WRITTEN PROBLEM
Look through the data for the string "Ratio". Copy every line where it is found.
─── DATASET EXTRACT ───
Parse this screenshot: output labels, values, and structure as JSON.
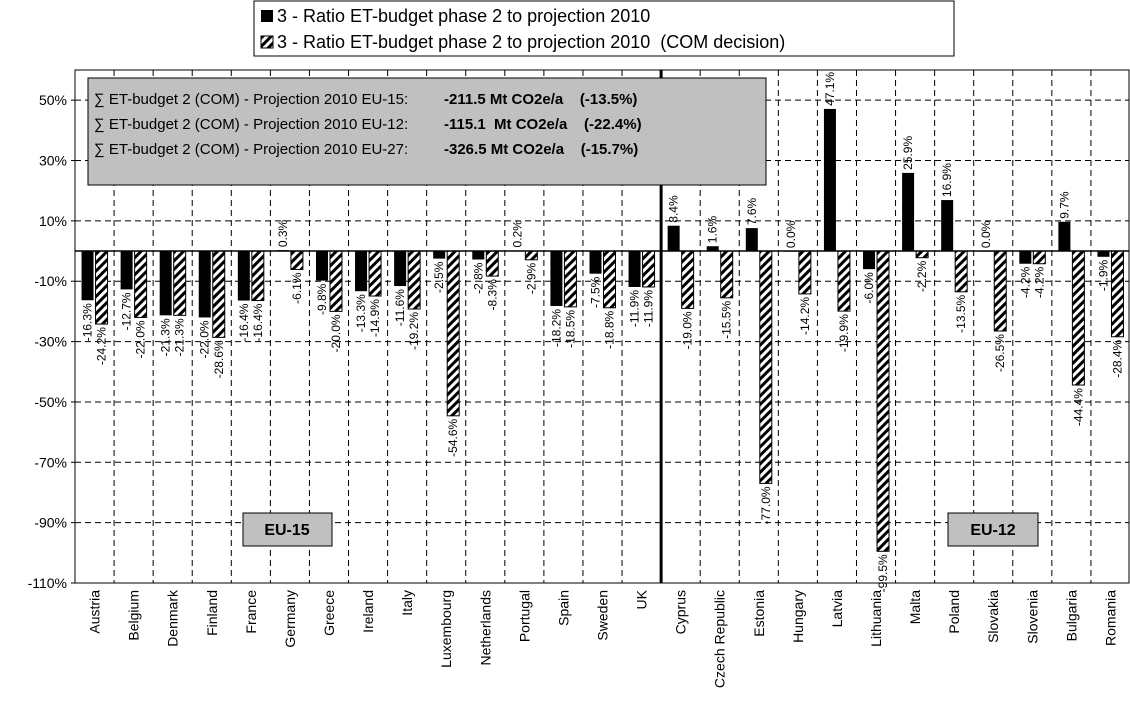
{
  "chart_data": {
    "type": "bar",
    "ylim": [
      -110,
      60
    ],
    "yticks": [
      "50%",
      "30%",
      "10%",
      "-10%",
      "-30%",
      "-50%",
      "-70%",
      "-90%",
      "-110%"
    ],
    "ytick_values": [
      50,
      30,
      10,
      -10,
      -30,
      -50,
      -70,
      -90,
      -110
    ],
    "grid": true,
    "legend_position": "top",
    "categories": [
      "Austria",
      "Belgium",
      "Denmark",
      "Finland",
      "France",
      "Germany",
      "Greece",
      "Ireland",
      "Italy",
      "Luxembourg",
      "Netherlands",
      "Portugal",
      "Spain",
      "Sweden",
      "UK",
      "Cyprus",
      "Czech Republic",
      "Estonia",
      "Hungary",
      "Latvia",
      "Lithuania",
      "Malta",
      "Poland",
      "Slovakia",
      "Slovenia",
      "Bulgaria",
      "Romania"
    ],
    "series": [
      {
        "name": "3 - Ratio ET-budget phase 2 to projection 2010",
        "color": "#000000",
        "pattern": "solid",
        "values": [
          -16.3,
          -12.7,
          -21.3,
          -22.0,
          -16.4,
          0.3,
          -9.8,
          -13.3,
          -11.6,
          -2.5,
          -2.8,
          0.2,
          -18.2,
          -7.5,
          -11.9,
          8.4,
          1.6,
          7.6,
          0.0,
          47.1,
          -6.0,
          25.9,
          16.9,
          0.0,
          -4.2,
          9.7,
          -1.9
        ],
        "labels": [
          "-16.3%",
          "-12.7%",
          "-21.3%",
          "-22.0%",
          "-16.4%",
          "0.3%",
          "-9.8%",
          "-13.3%",
          "-11.6%",
          "-2.5%",
          "-2.8%",
          "0.2%",
          "-18.2%",
          "-7.5%",
          "-11.9%",
          "8.4%",
          "1.6%",
          "7.6%",
          "0.0%",
          "47.1%",
          "-6.0%",
          "25.9%",
          "16.9%",
          "0.0%",
          "-4.2%",
          "9.7%",
          "-1.9%"
        ]
      },
      {
        "name": "3 - Ratio ET-budget phase 2 to projection 2010  (COM decision)",
        "color": "#000000",
        "pattern": "diagonal-hatch",
        "values": [
          -24.2,
          -22.0,
          -21.3,
          -28.6,
          -16.4,
          -6.1,
          -20.0,
          -14.9,
          -19.2,
          -54.6,
          -8.3,
          -2.9,
          -18.5,
          -18.8,
          -11.9,
          -19.0,
          -15.5,
          -77.0,
          -14.2,
          -19.9,
          -99.5,
          -2.2,
          -13.5,
          -26.5,
          -4.2,
          -44.4,
          -28.4
        ],
        "labels": [
          "-24.2%",
          "-22.0%",
          "-21.3%",
          "-28.6%",
          "-16.4%",
          "-6.1%",
          "-20.0%",
          "-14.9%",
          "-19.2%",
          "-54.6%",
          "-8.3%",
          "-2.9%",
          "-18.5%",
          "-18.8%",
          "-11.9%",
          "-19.0%",
          "-15.5%",
          "-77.0%",
          "-14.2%",
          "-19.9%",
          "-99.5%",
          "-2.2%",
          "-13.5%",
          "-26.5%",
          "-4.2%",
          "-44.4%",
          "-28.4%"
        ]
      }
    ],
    "annotations": {
      "lines": [
        {
          "label": "∑ ET-budget 2 (COM) - Projection 2010 EU-15:",
          "value": "-211.5 Mt CO2e/a    (-13.5%)"
        },
        {
          "label": "∑ ET-budget 2 (COM) - Projection 2010 EU-12:",
          "value": "-115.1  Mt CO2e/a    (-22.4%)"
        },
        {
          "label": "∑ ET-budget 2 (COM) - Projection 2010 EU-27:",
          "value": "-326.5 Mt CO2e/a    (-15.7%)"
        }
      ],
      "groups": [
        "EU-15",
        "EU-12"
      ],
      "group_divider_after_index": 14
    }
  }
}
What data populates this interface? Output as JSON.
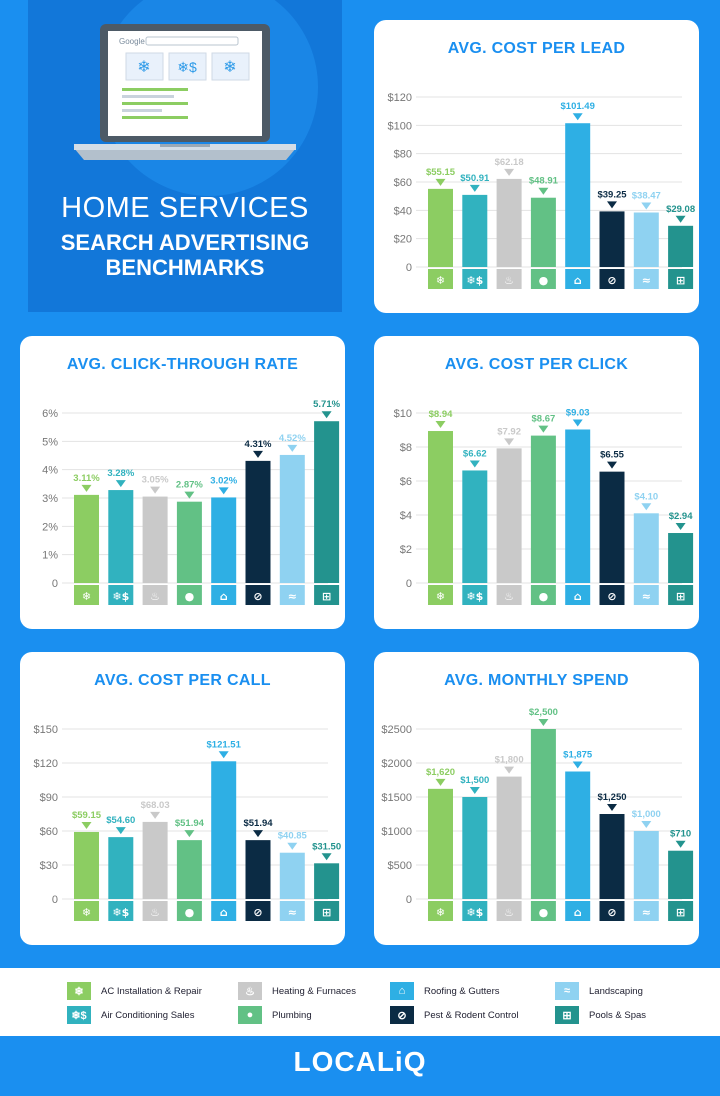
{
  "hero": {
    "title": "HOME SERVICES",
    "subtitle_line1": "SEARCH ADVERTISING",
    "subtitle_line2": "BENCHMARKS",
    "search_engine_label": "Google"
  },
  "colors": {
    "ac_install": "#8ccd62",
    "ac_sales": "#31b2bf",
    "heating": "#c9c9c9",
    "plumbing": "#62c185",
    "roofing": "#2eafe4",
    "pest": "#0b2b44",
    "landscaping": "#8fd2f1",
    "pools": "#23938e",
    "title": "#1a8ff0",
    "axis_text": "#777777"
  },
  "categories": [
    "AC Installation & Repair",
    "Air Conditioning Sales",
    "Heating & Furnaces",
    "Plumbing",
    "Roofing & Gutters",
    "Pest & Rodent Control",
    "Landscaping",
    "Pools & Spas"
  ],
  "category_keys": [
    "ac_install",
    "ac_sales",
    "heating",
    "plumbing",
    "roofing",
    "pest",
    "landscaping",
    "pools"
  ],
  "category_icons": [
    "ac-wrench-icon",
    "ac-dollar-icon",
    "flame-icon",
    "water-drop-icon",
    "roof-icon",
    "no-pest-icon",
    "landscape-icon",
    "pool-ladder-icon"
  ],
  "icon_glyphs": [
    "❄",
    "❄$",
    "♨",
    "●",
    "⌂",
    "⊘",
    "≈",
    "⊞"
  ],
  "chart_data": [
    {
      "id": "cost-per-lead",
      "type": "bar",
      "title": "AVG. COST PER LEAD",
      "values": [
        55.15,
        50.91,
        62.18,
        48.91,
        101.49,
        39.25,
        38.47,
        29.08
      ],
      "labels": [
        "$55.15",
        "$50.91",
        "$62.18",
        "$48.91",
        "$101.49",
        "$39.25",
        "$38.47",
        "$29.08"
      ],
      "ylim": [
        0,
        120
      ],
      "yticks": [
        "0",
        "$20",
        "$40",
        "$60",
        "$80",
        "$100",
        "$120"
      ]
    },
    {
      "id": "click-through-rate",
      "type": "bar",
      "title": "AVG. CLICK-THROUGH RATE",
      "values": [
        3.11,
        3.28,
        3.05,
        2.87,
        3.02,
        4.31,
        4.52,
        5.71
      ],
      "labels": [
        "3.11%",
        "3.28%",
        "3.05%",
        "2.87%",
        "3.02%",
        "4.31%",
        "4.52%",
        "5.71%"
      ],
      "ylim": [
        0,
        6
      ],
      "yticks": [
        "0",
        "1%",
        "2%",
        "3%",
        "4%",
        "5%",
        "6%"
      ]
    },
    {
      "id": "cost-per-click",
      "type": "bar",
      "title": "AVG. COST PER CLICK",
      "values": [
        8.94,
        6.62,
        7.92,
        8.67,
        9.03,
        6.55,
        4.1,
        2.94
      ],
      "labels": [
        "$8.94",
        "$6.62",
        "$7.92",
        "$8.67",
        "$9.03",
        "$6.55",
        "$4.10",
        "$2.94"
      ],
      "ylim": [
        0,
        10
      ],
      "yticks": [
        "0",
        "$2",
        "$4",
        "$6",
        "$8",
        "$10"
      ]
    },
    {
      "id": "cost-per-call",
      "type": "bar",
      "title": "AVG. COST PER CALL",
      "values": [
        59.15,
        54.6,
        68.03,
        51.94,
        121.51,
        51.94,
        40.85,
        31.5
      ],
      "labels": [
        "$59.15",
        "$54.60",
        "$68.03",
        "$51.94",
        "$121.51",
        "$51.94",
        "$40.85",
        "$31.50"
      ],
      "ylim": [
        0,
        150
      ],
      "yticks": [
        "0",
        "$30",
        "$60",
        "$90",
        "$120",
        "$150"
      ]
    },
    {
      "id": "monthly-spend",
      "type": "bar",
      "title": "AVG. MONTHLY SPEND",
      "values": [
        1620,
        1500,
        1800,
        2500,
        1875,
        1250,
        1000,
        710
      ],
      "labels": [
        "$1,620",
        "$1,500",
        "$1,800",
        "$2,500",
        "$1,875",
        "$1,250",
        "$1,000",
        "$710"
      ],
      "ylim": [
        0,
        2500
      ],
      "yticks": [
        "0",
        "$500",
        "$1000",
        "$1500",
        "$2000",
        "$2500"
      ]
    }
  ],
  "legend": {
    "items": [
      "AC Installation & Repair",
      "Air Conditioning Sales",
      "Heating & Furnaces",
      "Plumbing",
      "Roofing & Gutters",
      "Pest & Rodent Control",
      "Landscaping",
      "Pools & Spas"
    ]
  },
  "footer": {
    "logo": "LOCALiQ"
  }
}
───
RESULT
        "name": "3 - Ratio ET-budget phase 2 to projection 2010",
        "name": "3 - Ratio ET-budget phase 2 to projection 2010  (COM decision)",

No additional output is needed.